- _Stated goal_:
Set down each record exactly as written.

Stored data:
☆ ☆ ☆ ☆ ☆ ☆ ☆

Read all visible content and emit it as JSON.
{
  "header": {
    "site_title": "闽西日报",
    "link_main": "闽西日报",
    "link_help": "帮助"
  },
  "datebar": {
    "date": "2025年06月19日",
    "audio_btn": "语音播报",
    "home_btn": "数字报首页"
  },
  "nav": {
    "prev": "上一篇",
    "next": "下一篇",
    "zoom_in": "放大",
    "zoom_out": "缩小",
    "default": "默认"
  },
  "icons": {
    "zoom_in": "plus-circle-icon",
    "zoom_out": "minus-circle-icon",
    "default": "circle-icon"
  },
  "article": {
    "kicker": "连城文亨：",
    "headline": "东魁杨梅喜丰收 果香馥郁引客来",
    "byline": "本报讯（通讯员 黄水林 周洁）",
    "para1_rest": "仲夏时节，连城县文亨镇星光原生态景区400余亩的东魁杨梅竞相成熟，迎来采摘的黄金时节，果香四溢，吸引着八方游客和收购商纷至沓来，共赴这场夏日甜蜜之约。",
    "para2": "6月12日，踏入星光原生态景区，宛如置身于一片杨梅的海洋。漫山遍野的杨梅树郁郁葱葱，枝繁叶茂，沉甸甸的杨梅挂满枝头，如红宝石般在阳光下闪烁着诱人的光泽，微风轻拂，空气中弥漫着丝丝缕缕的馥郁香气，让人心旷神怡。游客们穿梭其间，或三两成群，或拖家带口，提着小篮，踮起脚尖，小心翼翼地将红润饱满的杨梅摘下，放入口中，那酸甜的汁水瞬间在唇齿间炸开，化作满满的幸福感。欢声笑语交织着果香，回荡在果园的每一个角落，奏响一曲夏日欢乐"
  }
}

☆ ☆ ☆ ☆ ☆ ☆ ☆

- _The reply_:
Read all visible content and emit it as JSON.
{
  "header": {
    "site_title": "闽西日报",
    "link_main": "闽西日报",
    "link_help": "帮助"
  },
  "datebar": {
    "date": "2025年06月19日",
    "audio_btn": "语音播报",
    "home_btn": "数字报首页"
  },
  "nav": {
    "prev": "上一篇",
    "next": "下一篇",
    "zoom_in": "放大",
    "zoom_out": "缩小",
    "default": "默认"
  },
  "icons": {
    "zoom_in": "plus-circle-icon",
    "zoom_out": "minus-circle-icon",
    "default": "circle-icon"
  },
  "article": {
    "kicker": "连城文亨：",
    "headline": "东魁杨梅喜丰收 果香馥郁引客来",
    "byline": "本报讯（通讯员 黄水林 周洁）",
    "para1_rest": "仲夏时节，连城县文亨镇星光原生态景区400余亩的东魁杨梅竞相成熟，迎来采摘的黄金时节，果香四溢，吸引着八方游客和收购商纷至沓来，共赴这场夏日甜蜜之约。",
    "para2": "6月12日，踏入星光原生态景区，宛如置身于一片杨梅的海洋。漫山遍野的杨梅树郁郁葱葱，枝繁叶茂，沉甸甸的杨梅挂满枝头，如红宝石般在阳光下闪烁着诱人的光泽，微风轻拂，空气中弥漫着丝丝缕缕的馥郁香气，让人心旷神怡。游客们穿梭其间，或三两成群，或拖家带口，提着小篮，踮起脚尖，小心翼翼地将红润饱满的杨梅摘下，放入口中，那酸甜的汁水瞬间在唇齿间炸开，化作满满的幸福感。欢声笑语交织着果香，回荡在果园的每一个角落，奏响一曲夏日欢乐"
  }
}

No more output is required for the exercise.